**WHAT TO DO**
Select every line holding the word "Nacional" and copy it.

**ENTRIES**
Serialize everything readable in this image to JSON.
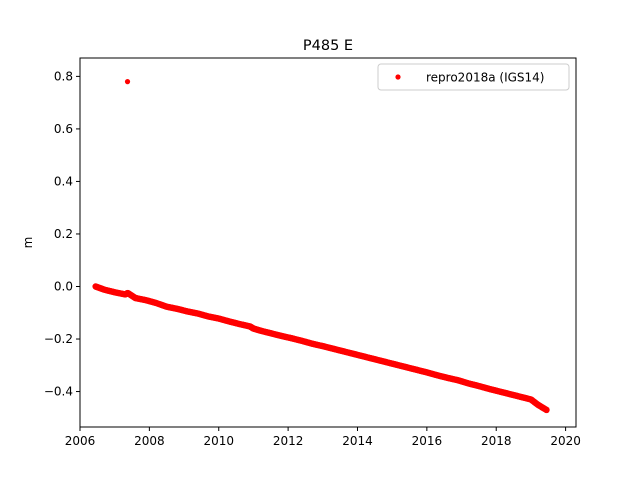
{
  "chart_data": {
    "type": "scatter",
    "title": "P485 E",
    "xlabel": "",
    "ylabel": "m",
    "xlim": [
      2006.0,
      2020.3
    ],
    "ylim": [
      -0.535,
      0.87
    ],
    "x_ticks": [
      2006,
      2008,
      2010,
      2012,
      2014,
      2016,
      2018,
      2020
    ],
    "x_tick_labels": [
      "2006",
      "2008",
      "2010",
      "2012",
      "2014",
      "2016",
      "2018",
      "2020"
    ],
    "y_ticks": [
      0.8,
      0.6,
      0.4,
      0.2,
      0.0,
      -0.2,
      -0.4
    ],
    "y_tick_labels": [
      "0.8",
      "0.6",
      "0.4",
      "0.2",
      "0.0",
      "−0.2",
      "−0.4"
    ],
    "grid": false,
    "legend_position": "top-right",
    "series": [
      {
        "name": "repro2018a (IGS14)",
        "color": "#ff0000",
        "marker": "dot",
        "x": [
          2006.45,
          2006.7,
          2007.0,
          2007.3,
          2007.38,
          2007.6,
          2007.9,
          2008.2,
          2008.5,
          2008.8,
          2009.1,
          2009.4,
          2009.7,
          2010.0,
          2010.3,
          2010.6,
          2010.9,
          2011.0,
          2011.2,
          2011.5,
          2011.8,
          2012.1,
          2012.4,
          2012.7,
          2013.0,
          2013.3,
          2013.6,
          2013.9,
          2014.2,
          2014.5,
          2014.8,
          2015.1,
          2015.4,
          2015.7,
          2016.0,
          2016.3,
          2016.6,
          2016.9,
          2017.2,
          2017.5,
          2017.8,
          2018.1,
          2018.4,
          2018.7,
          2019.0,
          2019.2,
          2019.45
        ],
        "y": [
          0.0,
          -0.012,
          -0.022,
          -0.03,
          -0.025,
          -0.044,
          -0.052,
          -0.063,
          -0.077,
          -0.085,
          -0.095,
          -0.103,
          -0.114,
          -0.122,
          -0.133,
          -0.143,
          -0.152,
          -0.16,
          -0.168,
          -0.178,
          -0.188,
          -0.197,
          -0.207,
          -0.218,
          -0.227,
          -0.237,
          -0.247,
          -0.257,
          -0.267,
          -0.277,
          -0.287,
          -0.297,
          -0.307,
          -0.317,
          -0.327,
          -0.338,
          -0.348,
          -0.357,
          -0.369,
          -0.379,
          -0.39,
          -0.4,
          -0.41,
          -0.42,
          -0.43,
          -0.45,
          -0.47
        ],
        "outliers": {
          "x": [
            2007.37
          ],
          "y": [
            0.78
          ]
        }
      }
    ]
  }
}
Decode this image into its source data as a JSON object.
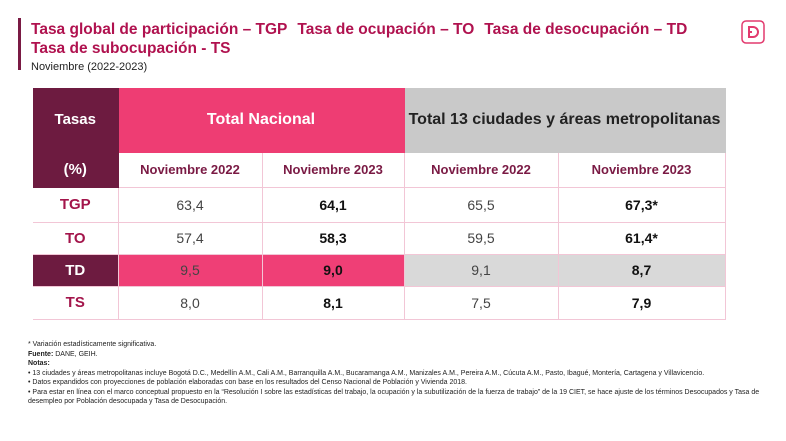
{
  "header": {
    "title_items": [
      "Tasa global de participación – TGP",
      "Tasa de ocupación – TO",
      "Tasa de desocupación – TD",
      "Tasa de subocupación - TS"
    ],
    "subtitle": "Noviembre (2022-2023)"
  },
  "table": {
    "corner": [
      "Tasas",
      "(%)"
    ],
    "groups": [
      "Total Nacional",
      "Total 13 ciudades y áreas metropolitanas"
    ],
    "subheaders": [
      "Noviembre 2022",
      "Noviembre 2023",
      "Noviembre 2022",
      "Noviembre 2023"
    ],
    "rows": [
      [
        "TGP",
        "63,4",
        "64,1",
        "65,5",
        "67,3*"
      ],
      [
        "TO",
        "57,4",
        "58,3",
        "59,5",
        "61,4*"
      ],
      [
        "TD",
        "9,5",
        "9,0",
        "9,1",
        "8,7"
      ],
      [
        "TS",
        "8,0",
        "8,1",
        "7,5",
        "7,9"
      ]
    ]
  },
  "notes": {
    "significance": "* Variación estadísticamente significativa.",
    "source_label": "Fuente:",
    "source": "DANE, GEIH.",
    "notes_label": "Notas:",
    "items": [
      "13 ciudades y áreas metropolitanas incluye Bogotá D.C., Medellín A.M., Cali A.M., Barranquilla A.M., Bucaramanga A.M., Manizales A.M., Pereira A.M., Cúcuta A.M., Pasto, Ibagué, Montería, Cartagena y Villavicencio.",
      "Datos expandidos con proyecciones de población elaboradas con base en los resultados del Censo Nacional de Población y Vivienda 2018.",
      "Para estar en línea con el marco conceptual propuesto en la “Resolución I sobre las estadísticas del trabajo, la ocupación y la subutilización de la fuerza de trabajo” de la 19 CIET, se hace ajuste de los términos Desocupados y Tasa de desempleo por Población desocupada y Tasa de Desocupación."
    ]
  }
}
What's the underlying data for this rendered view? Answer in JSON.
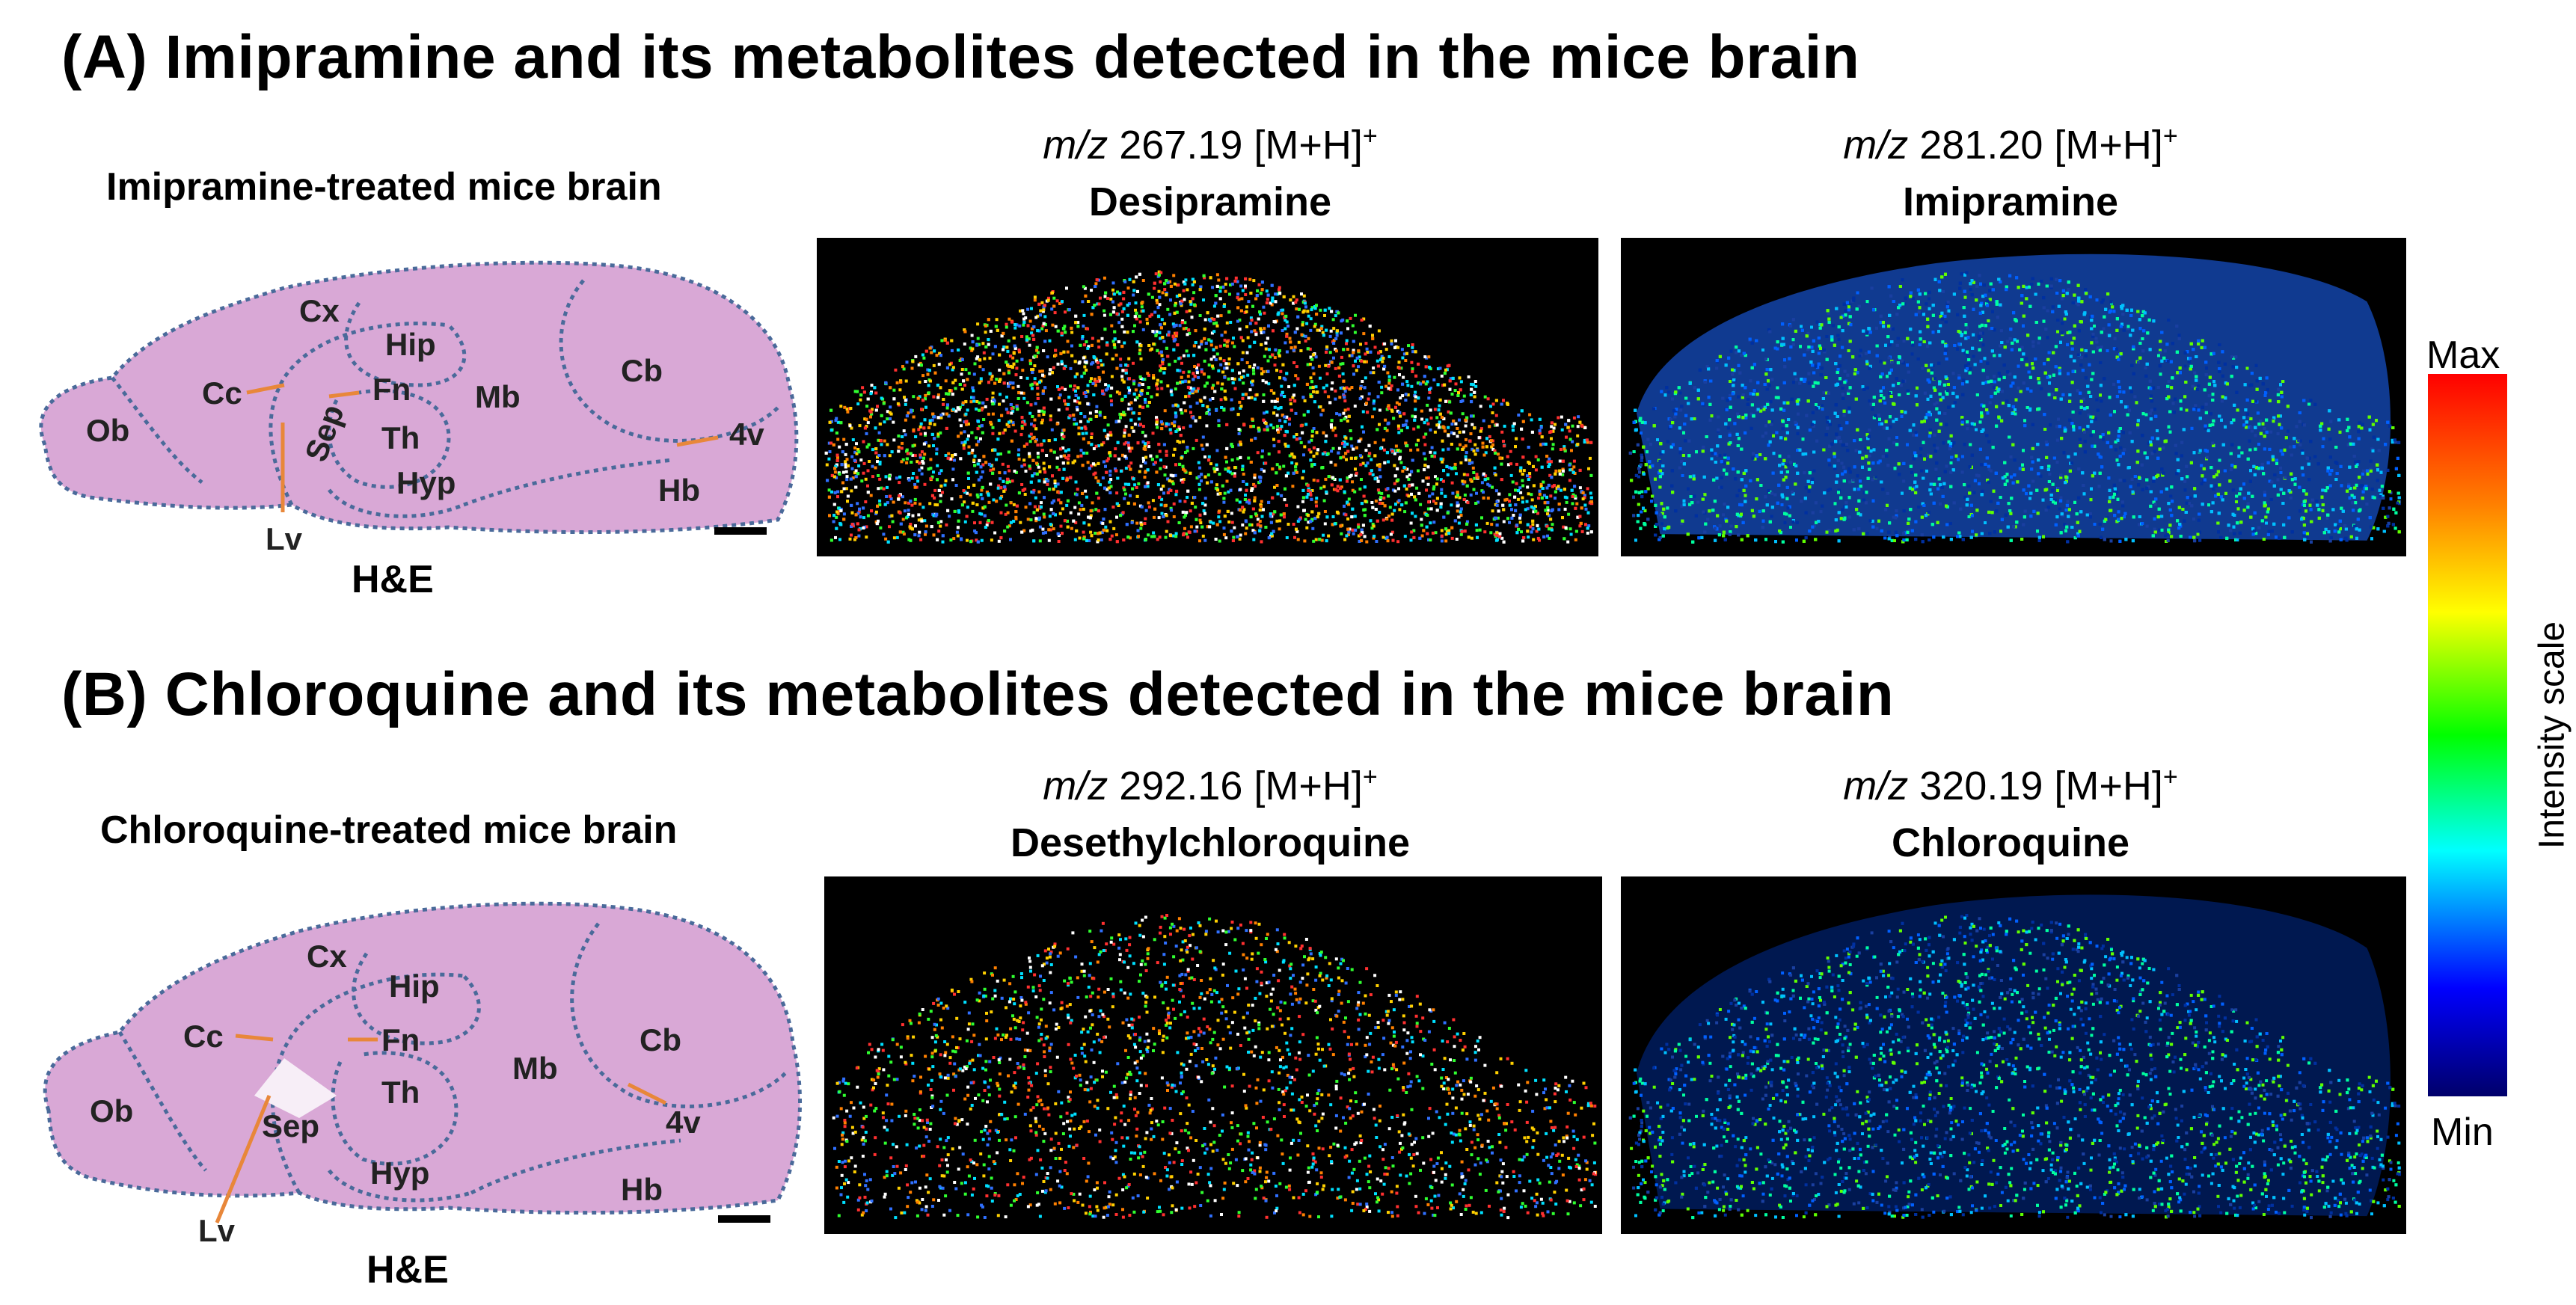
{
  "section_a": {
    "title": "(A) Imipramine and its metabolites detected in the mice brain",
    "he_caption": "Imipramine-treated mice brain",
    "he_label": "H&E",
    "regions": [
      "Cx",
      "Hip",
      "Cc",
      "Fn",
      "Mb",
      "Cb",
      "Ob",
      "Sep",
      "Th",
      "4v",
      "Hyp",
      "Hb",
      "Lv"
    ],
    "panels": [
      {
        "mz_prefix": "m/z",
        "mz_value": "267.19 [M+H]",
        "mz_sup": "+",
        "compound": "Desipramine"
      },
      {
        "mz_prefix": "m/z",
        "mz_value": "281.20 [M+H]",
        "mz_sup": "+",
        "compound": "Imipramine"
      }
    ]
  },
  "section_b": {
    "title": "(B) Chloroquine and its metabolites detected in the mice brain",
    "he_caption": "Chloroquine-treated mice brain",
    "he_label": "H&E",
    "regions": [
      "Cx",
      "Hip",
      "Cc",
      "Fn",
      "Mb",
      "Cb",
      "Ob",
      "Sep",
      "Th",
      "4v",
      "Hyp",
      "Hb",
      "Lv"
    ],
    "panels": [
      {
        "mz_prefix": "m/z",
        "mz_value": "292.16 [M+H]",
        "mz_sup": "+",
        "compound": "Desethylchloroquine"
      },
      {
        "mz_prefix": "m/z",
        "mz_value": "320.19 [M+H]",
        "mz_sup": "+",
        "compound": "Chloroquine"
      }
    ]
  },
  "colorbar": {
    "max_label": "Max",
    "min_label": "Min",
    "axis_label": "Intensity scale",
    "colors": [
      "#ff0000",
      "#ff7f00",
      "#ffff00",
      "#00ff00",
      "#00ffff",
      "#0000ff",
      "#00006a"
    ]
  },
  "colors": {
    "he_tissue": "#d9a8d6",
    "region_outline": "#4a6a9a",
    "pointer_line": "#e8873a",
    "panel_background": "#000000"
  }
}
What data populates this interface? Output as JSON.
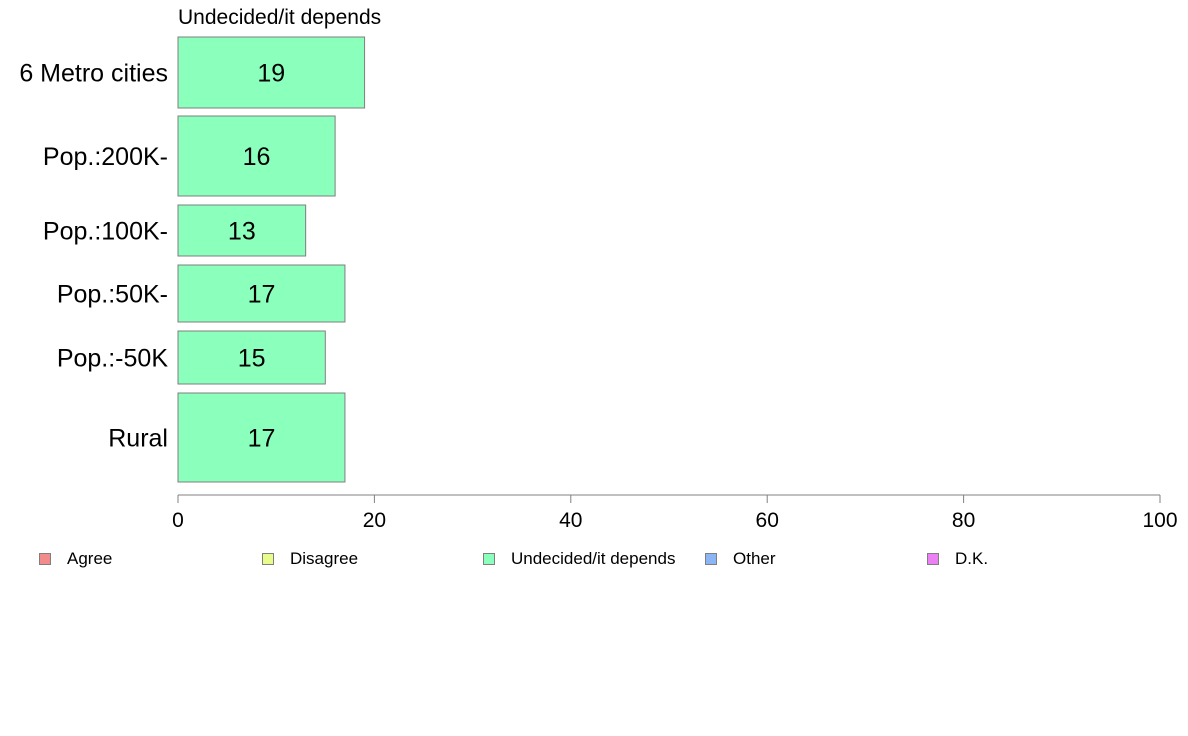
{
  "chart_data": {
    "type": "bar",
    "orientation": "horizontal",
    "title": "Undecided/it depends",
    "categories": [
      "6 Metro cities",
      "Pop.:200K-",
      "Pop.:100K-",
      "Pop.:50K-",
      "Pop.:-50K",
      "Rural"
    ],
    "values": [
      19,
      16,
      13,
      17,
      15,
      17
    ],
    "data_labels": [
      "19",
      "16",
      "13",
      "17",
      "15",
      "17"
    ],
    "xlim": [
      0,
      100
    ],
    "xticks": [
      "0",
      "20",
      "40",
      "60",
      "80",
      "100"
    ],
    "xlabel": "",
    "ylabel": "",
    "grid": false,
    "bar_color": "#8bffbc",
    "bar_border_color": "#7f7f7f",
    "legend_position": "bottom",
    "legend": [
      {
        "label": "Agree",
        "color": "#f28b8b"
      },
      {
        "label": "Disagree",
        "color": "#e8fc8b"
      },
      {
        "label": "Undecided/it depends",
        "color": "#8bffbc"
      },
      {
        "label": "Other",
        "color": "#8bb5f5"
      },
      {
        "label": "D.K.",
        "color": "#eb80f5"
      }
    ]
  }
}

**IN RESPONSE**
      "Total Nacional",
      "Datos expandidos con proyecciones de población elaboradas con base en los resultados del Censo Nacional de Población y Vivienda 2018.",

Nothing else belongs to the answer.